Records
◆ ◆ ◆ ◆ ◆ ◆ ◆

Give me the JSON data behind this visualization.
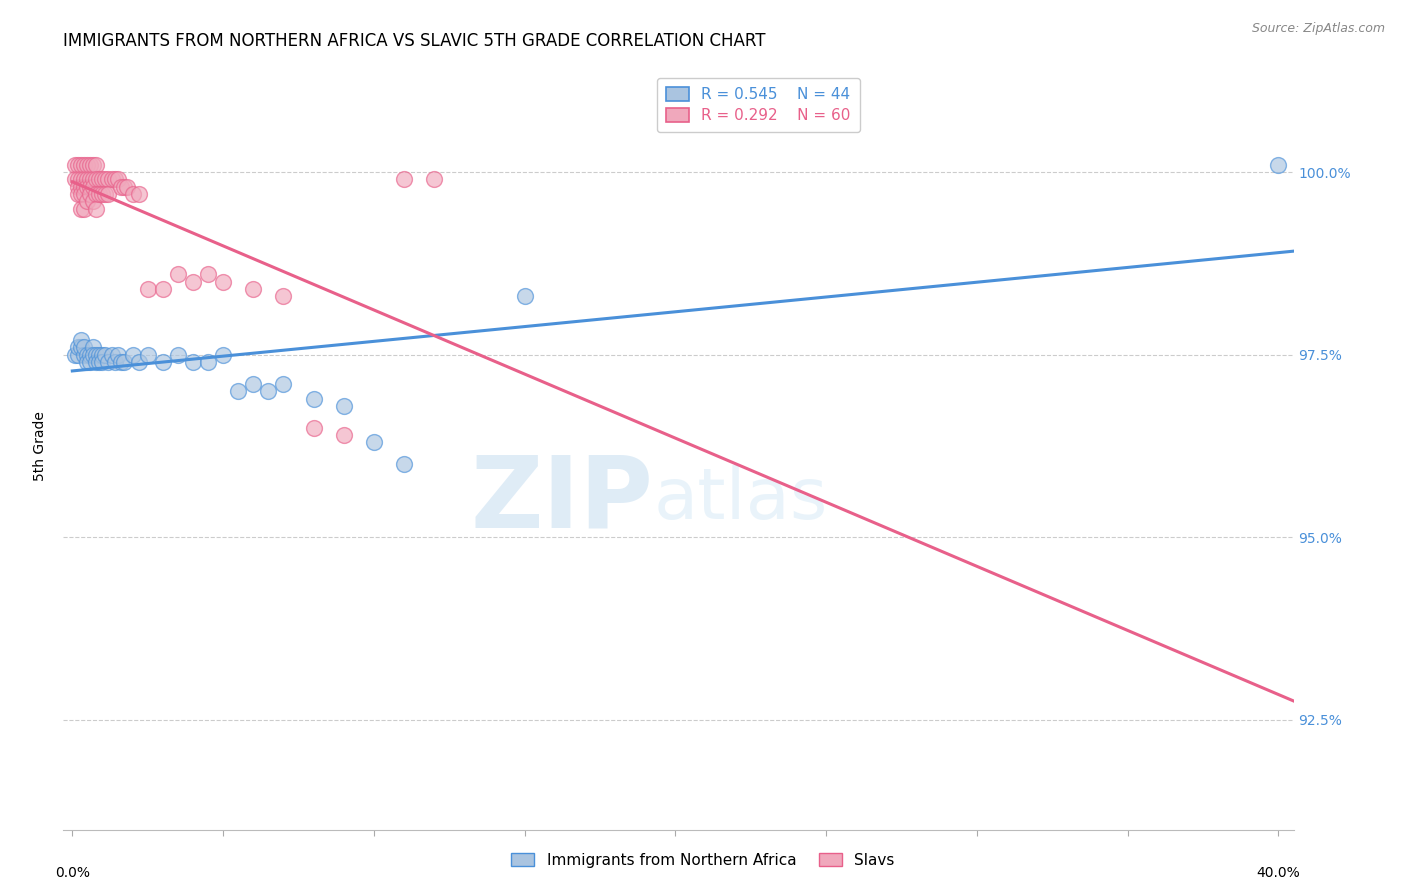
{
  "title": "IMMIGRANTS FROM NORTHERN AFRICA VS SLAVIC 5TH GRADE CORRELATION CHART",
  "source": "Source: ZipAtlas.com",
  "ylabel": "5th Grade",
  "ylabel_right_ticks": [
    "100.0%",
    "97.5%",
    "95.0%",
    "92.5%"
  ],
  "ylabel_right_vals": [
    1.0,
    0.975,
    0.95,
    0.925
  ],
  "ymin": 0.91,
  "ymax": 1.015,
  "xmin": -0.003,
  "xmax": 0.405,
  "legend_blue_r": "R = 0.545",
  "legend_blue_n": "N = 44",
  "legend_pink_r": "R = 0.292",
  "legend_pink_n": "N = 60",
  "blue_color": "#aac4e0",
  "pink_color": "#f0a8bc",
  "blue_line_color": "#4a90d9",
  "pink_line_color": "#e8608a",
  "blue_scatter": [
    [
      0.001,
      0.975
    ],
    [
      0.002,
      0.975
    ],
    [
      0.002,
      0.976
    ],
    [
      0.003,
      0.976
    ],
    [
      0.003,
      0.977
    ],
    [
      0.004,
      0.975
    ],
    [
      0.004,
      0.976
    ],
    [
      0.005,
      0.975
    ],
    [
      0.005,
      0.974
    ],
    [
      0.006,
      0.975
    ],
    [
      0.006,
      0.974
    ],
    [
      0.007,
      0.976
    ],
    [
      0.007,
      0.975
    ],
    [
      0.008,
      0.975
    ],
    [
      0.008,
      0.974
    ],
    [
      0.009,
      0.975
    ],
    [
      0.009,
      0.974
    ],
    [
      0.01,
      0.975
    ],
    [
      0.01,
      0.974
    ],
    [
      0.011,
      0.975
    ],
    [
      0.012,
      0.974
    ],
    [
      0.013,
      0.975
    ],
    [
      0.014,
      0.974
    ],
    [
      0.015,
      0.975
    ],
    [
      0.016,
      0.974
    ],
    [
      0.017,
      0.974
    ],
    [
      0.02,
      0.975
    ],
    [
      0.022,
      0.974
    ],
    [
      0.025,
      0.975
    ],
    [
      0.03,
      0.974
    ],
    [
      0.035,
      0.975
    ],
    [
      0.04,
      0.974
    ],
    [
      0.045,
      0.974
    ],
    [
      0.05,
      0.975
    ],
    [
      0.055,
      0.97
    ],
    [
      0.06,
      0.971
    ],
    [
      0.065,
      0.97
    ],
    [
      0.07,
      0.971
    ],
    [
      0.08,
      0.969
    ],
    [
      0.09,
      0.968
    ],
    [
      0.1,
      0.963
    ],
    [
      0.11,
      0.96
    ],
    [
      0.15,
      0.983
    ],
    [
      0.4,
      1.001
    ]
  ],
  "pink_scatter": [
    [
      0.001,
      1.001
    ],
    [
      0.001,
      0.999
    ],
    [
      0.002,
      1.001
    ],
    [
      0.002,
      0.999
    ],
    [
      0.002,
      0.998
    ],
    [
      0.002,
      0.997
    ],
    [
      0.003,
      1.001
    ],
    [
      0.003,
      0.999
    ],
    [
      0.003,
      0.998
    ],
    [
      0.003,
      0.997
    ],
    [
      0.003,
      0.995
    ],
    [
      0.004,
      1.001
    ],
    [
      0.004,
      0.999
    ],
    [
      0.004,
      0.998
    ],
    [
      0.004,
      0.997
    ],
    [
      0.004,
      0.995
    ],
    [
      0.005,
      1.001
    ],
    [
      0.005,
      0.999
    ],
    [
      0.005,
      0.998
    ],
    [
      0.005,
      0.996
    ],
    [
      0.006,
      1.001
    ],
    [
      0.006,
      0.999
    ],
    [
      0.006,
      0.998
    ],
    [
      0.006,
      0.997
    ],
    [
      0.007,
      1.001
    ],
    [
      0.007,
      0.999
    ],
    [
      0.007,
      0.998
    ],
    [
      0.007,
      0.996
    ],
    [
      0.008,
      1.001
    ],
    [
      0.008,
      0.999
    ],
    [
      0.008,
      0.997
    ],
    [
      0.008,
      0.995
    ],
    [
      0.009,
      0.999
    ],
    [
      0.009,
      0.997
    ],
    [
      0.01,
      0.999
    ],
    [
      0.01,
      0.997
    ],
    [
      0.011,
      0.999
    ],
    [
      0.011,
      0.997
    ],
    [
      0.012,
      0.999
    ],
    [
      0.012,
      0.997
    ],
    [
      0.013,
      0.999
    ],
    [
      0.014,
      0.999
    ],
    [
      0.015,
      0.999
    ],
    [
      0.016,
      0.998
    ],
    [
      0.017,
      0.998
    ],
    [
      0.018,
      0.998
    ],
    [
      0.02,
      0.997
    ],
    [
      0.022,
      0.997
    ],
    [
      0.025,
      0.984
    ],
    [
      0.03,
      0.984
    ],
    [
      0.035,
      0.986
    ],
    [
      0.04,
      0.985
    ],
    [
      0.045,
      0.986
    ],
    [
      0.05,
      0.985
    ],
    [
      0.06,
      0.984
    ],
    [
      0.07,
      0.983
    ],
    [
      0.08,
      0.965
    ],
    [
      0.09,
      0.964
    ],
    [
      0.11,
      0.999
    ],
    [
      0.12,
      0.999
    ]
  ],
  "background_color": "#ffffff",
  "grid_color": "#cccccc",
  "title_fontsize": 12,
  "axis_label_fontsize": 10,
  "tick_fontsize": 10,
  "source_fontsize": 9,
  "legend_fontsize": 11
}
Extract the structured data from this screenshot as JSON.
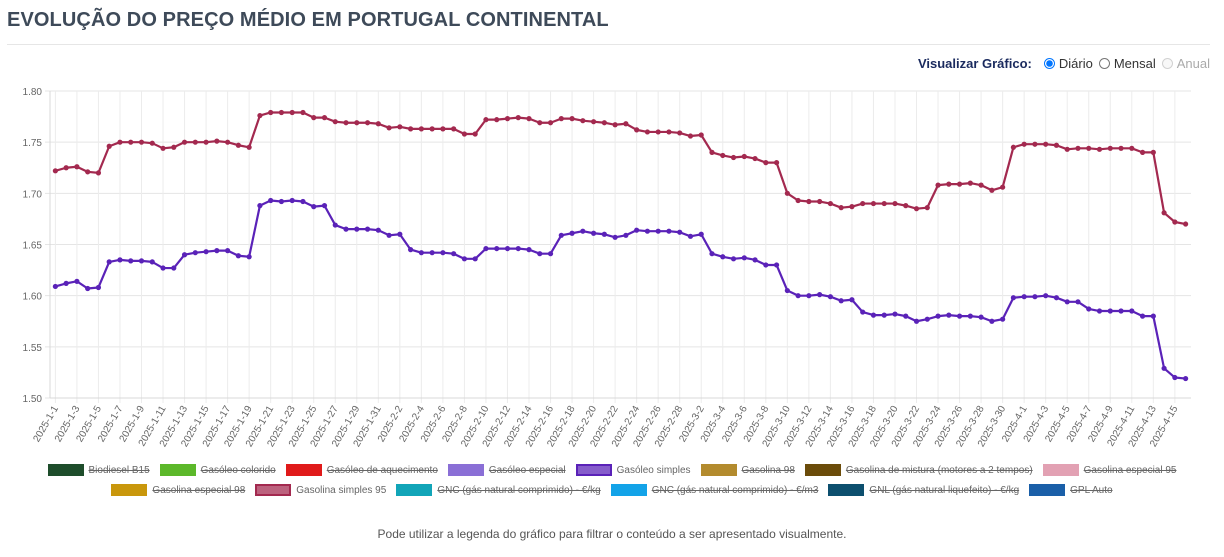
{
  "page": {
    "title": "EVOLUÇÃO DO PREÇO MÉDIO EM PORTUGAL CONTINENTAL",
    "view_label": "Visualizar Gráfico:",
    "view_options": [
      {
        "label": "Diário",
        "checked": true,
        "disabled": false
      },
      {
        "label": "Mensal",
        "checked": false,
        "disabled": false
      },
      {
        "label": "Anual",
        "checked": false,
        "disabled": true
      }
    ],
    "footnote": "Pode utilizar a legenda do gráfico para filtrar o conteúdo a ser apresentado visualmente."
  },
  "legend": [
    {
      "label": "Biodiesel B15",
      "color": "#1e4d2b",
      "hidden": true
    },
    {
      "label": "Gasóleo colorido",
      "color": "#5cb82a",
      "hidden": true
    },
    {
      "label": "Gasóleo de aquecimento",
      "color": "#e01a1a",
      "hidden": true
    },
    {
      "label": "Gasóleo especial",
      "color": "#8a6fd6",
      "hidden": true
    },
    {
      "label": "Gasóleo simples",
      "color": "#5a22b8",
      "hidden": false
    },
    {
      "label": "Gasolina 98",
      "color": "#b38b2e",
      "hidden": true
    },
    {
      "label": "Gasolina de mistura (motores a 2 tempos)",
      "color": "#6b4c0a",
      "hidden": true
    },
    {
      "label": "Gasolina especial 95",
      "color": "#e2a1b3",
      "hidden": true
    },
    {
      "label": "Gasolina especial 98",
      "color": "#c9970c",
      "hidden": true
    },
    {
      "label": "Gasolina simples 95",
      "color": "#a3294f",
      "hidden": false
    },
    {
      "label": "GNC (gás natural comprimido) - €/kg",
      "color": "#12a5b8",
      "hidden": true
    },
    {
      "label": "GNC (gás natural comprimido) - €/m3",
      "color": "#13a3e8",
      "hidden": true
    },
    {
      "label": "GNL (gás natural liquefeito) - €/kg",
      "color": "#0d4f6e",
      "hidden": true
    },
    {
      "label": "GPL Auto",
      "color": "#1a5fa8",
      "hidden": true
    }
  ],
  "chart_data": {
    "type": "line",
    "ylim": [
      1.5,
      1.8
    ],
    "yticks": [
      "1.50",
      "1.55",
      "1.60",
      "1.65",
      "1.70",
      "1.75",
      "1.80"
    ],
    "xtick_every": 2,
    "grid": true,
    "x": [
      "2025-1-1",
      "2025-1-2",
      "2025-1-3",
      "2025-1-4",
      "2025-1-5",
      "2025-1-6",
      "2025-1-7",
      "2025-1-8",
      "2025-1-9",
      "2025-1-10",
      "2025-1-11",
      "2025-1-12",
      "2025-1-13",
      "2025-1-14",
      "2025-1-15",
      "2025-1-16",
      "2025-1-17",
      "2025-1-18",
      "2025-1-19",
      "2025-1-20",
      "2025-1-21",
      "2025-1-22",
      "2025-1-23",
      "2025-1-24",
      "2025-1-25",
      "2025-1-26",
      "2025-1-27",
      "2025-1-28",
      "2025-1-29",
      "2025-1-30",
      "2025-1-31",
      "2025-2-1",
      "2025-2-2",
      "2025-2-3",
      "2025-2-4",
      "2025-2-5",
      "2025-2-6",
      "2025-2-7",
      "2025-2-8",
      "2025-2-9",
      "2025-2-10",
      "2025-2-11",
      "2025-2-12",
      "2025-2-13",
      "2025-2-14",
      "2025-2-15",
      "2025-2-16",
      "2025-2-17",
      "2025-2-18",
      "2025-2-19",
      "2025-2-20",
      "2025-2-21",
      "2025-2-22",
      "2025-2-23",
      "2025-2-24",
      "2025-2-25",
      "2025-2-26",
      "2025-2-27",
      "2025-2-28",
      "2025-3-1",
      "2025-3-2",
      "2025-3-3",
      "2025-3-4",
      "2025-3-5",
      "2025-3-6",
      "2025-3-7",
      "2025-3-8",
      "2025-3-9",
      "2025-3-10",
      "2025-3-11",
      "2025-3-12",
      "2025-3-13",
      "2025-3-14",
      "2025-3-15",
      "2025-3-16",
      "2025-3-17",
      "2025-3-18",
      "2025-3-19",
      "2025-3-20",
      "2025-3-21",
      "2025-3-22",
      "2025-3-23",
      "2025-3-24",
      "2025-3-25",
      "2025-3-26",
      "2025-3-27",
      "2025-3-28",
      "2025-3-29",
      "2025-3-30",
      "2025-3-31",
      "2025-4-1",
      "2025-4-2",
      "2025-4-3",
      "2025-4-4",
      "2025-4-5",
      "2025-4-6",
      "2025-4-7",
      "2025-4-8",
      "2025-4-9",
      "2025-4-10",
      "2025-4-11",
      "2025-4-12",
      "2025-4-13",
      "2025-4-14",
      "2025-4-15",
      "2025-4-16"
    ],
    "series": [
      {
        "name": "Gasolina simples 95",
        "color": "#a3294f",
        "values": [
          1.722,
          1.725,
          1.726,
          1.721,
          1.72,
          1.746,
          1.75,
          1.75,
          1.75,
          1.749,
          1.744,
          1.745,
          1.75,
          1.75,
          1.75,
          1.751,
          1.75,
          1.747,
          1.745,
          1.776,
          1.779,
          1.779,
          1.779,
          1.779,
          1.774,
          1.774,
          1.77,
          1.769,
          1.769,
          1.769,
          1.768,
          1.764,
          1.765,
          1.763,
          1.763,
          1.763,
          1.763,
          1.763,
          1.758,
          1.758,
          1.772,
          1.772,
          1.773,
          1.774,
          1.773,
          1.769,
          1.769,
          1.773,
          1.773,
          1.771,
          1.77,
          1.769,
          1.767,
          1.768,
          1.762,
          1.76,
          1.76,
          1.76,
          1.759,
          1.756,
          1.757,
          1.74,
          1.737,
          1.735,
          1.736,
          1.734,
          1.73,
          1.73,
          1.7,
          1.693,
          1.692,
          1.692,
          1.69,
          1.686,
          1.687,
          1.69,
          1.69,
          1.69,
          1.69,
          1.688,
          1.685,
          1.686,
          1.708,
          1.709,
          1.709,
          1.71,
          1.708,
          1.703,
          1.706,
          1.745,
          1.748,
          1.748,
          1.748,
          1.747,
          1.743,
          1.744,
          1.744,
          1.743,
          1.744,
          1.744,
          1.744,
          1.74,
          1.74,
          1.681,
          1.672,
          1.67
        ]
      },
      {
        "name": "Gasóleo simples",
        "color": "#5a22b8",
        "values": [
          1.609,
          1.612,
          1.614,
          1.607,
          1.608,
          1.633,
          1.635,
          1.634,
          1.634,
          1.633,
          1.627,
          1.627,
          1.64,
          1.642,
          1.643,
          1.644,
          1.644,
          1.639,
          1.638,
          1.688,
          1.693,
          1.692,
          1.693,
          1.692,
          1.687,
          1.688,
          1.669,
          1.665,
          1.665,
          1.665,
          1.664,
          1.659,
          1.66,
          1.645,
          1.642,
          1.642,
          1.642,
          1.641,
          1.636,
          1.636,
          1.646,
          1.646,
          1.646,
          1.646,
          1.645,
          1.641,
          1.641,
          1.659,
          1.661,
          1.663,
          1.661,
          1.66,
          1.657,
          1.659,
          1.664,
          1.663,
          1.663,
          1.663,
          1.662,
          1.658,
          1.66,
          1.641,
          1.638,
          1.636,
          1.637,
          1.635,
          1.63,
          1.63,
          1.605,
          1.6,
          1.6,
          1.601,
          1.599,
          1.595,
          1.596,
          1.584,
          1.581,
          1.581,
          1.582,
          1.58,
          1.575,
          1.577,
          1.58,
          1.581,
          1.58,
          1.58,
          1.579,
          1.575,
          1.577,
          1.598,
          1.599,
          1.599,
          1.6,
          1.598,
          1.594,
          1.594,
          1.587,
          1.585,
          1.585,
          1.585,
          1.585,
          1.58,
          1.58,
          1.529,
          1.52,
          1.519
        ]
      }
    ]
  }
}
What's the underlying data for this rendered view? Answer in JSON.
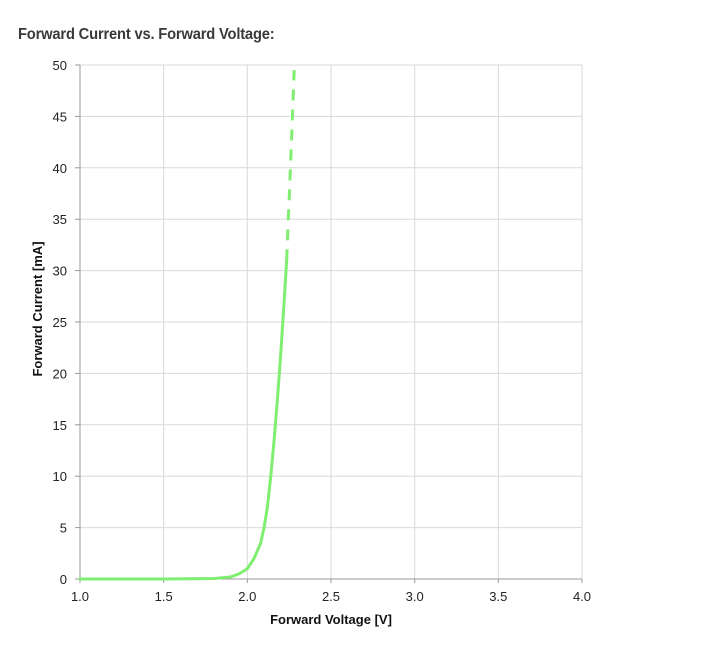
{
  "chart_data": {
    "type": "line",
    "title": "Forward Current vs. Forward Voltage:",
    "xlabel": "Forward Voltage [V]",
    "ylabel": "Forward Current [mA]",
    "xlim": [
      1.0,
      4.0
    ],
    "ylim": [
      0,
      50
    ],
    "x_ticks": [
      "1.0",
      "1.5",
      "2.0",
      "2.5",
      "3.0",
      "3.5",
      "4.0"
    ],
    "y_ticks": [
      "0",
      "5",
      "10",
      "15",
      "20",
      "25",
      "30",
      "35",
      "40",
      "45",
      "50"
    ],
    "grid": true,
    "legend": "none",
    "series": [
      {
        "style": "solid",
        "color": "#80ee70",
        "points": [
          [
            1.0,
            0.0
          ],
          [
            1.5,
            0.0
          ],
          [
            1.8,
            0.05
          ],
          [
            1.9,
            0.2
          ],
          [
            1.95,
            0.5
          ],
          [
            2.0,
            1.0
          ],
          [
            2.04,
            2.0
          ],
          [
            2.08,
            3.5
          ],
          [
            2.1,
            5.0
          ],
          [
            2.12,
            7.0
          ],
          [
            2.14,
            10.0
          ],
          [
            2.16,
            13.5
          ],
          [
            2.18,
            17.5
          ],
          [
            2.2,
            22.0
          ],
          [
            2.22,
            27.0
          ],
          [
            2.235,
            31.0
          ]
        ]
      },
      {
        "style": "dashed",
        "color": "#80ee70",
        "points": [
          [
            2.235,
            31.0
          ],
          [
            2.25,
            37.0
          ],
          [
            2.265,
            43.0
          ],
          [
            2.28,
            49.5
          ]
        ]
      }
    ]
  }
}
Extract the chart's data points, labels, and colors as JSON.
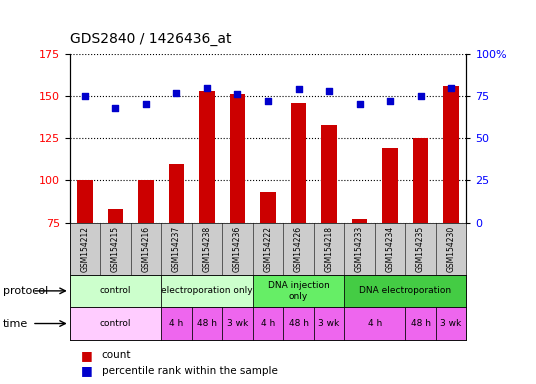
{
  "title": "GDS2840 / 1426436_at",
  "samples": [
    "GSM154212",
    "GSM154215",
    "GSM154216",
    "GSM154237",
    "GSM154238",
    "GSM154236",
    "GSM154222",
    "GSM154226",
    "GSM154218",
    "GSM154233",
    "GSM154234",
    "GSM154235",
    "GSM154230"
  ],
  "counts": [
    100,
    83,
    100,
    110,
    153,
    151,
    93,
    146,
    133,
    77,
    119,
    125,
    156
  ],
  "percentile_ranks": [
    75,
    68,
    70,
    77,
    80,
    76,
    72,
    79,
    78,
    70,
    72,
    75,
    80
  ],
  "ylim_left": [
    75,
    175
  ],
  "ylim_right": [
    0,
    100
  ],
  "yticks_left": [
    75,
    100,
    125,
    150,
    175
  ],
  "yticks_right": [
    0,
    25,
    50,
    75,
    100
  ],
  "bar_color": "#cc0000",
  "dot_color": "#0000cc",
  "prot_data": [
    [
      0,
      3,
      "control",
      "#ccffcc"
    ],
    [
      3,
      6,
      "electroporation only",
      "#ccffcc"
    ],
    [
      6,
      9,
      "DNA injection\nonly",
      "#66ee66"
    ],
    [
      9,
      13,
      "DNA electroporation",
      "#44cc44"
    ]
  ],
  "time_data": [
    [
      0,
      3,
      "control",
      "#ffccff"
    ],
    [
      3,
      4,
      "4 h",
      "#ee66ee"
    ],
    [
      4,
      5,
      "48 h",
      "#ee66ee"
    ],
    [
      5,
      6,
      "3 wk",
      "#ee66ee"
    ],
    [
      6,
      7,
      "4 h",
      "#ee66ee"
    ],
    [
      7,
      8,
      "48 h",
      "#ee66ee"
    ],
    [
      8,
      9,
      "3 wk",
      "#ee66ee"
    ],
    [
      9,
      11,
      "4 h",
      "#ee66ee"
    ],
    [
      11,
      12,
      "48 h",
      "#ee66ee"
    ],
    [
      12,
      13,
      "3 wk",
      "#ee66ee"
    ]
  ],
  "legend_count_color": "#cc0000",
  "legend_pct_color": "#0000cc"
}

◆ ◆ ◆ ◆ ◆ ◆ ◆

- TASK TO COMPLETE -
All lines in the data that contain the word "Gasóleo" should be copied.

- FULL SOLUTION -
      "label": "Gasóleo colorido",
      "label": "Gasóleo de aquecimento",
      "label": "Gasóleo especial",
      "label": "Gasóleo simples",
        "name": "Gasóleo simples",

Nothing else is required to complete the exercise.